---------- Data to process ----------
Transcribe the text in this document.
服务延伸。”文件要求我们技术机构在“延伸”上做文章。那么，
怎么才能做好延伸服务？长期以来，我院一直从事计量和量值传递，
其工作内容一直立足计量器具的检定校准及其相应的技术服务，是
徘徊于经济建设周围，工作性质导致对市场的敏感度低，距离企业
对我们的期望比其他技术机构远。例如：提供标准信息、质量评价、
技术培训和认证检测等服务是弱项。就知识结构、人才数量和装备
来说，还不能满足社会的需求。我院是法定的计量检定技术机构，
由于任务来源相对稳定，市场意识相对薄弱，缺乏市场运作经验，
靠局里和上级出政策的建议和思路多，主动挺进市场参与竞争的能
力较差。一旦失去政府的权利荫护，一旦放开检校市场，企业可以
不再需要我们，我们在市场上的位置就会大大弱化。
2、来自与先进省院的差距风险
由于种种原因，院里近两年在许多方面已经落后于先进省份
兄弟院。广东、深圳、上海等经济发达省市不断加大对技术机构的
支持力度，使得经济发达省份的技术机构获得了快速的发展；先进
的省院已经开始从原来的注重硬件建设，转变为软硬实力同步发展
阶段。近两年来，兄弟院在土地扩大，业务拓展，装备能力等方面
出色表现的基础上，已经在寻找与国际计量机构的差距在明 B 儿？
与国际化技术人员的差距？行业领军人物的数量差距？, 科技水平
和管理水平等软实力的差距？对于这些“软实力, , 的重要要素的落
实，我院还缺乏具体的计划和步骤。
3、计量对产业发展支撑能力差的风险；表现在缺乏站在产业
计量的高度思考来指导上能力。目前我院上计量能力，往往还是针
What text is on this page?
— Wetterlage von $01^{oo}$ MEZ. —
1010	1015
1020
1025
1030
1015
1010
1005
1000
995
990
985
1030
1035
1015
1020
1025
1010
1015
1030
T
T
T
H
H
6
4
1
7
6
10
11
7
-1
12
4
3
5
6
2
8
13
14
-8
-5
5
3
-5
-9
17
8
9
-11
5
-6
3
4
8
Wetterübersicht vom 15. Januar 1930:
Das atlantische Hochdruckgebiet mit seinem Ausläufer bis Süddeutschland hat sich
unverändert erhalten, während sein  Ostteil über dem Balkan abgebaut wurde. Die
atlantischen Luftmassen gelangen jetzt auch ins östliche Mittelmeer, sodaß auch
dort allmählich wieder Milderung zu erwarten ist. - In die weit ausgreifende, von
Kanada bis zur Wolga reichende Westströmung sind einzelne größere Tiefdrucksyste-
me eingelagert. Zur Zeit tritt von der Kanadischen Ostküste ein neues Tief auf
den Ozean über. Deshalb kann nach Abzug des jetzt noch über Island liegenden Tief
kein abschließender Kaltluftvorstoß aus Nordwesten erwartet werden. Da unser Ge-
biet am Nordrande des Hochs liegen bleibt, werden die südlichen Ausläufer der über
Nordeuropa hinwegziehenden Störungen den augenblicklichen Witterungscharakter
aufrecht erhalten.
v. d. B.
----------
Filter the data, keeping only the lines that contain "erhalten".

unverändert erhalten, während sein  Ostteil über dem Balkan abgebaut wurde. Die
aufrecht erhalten.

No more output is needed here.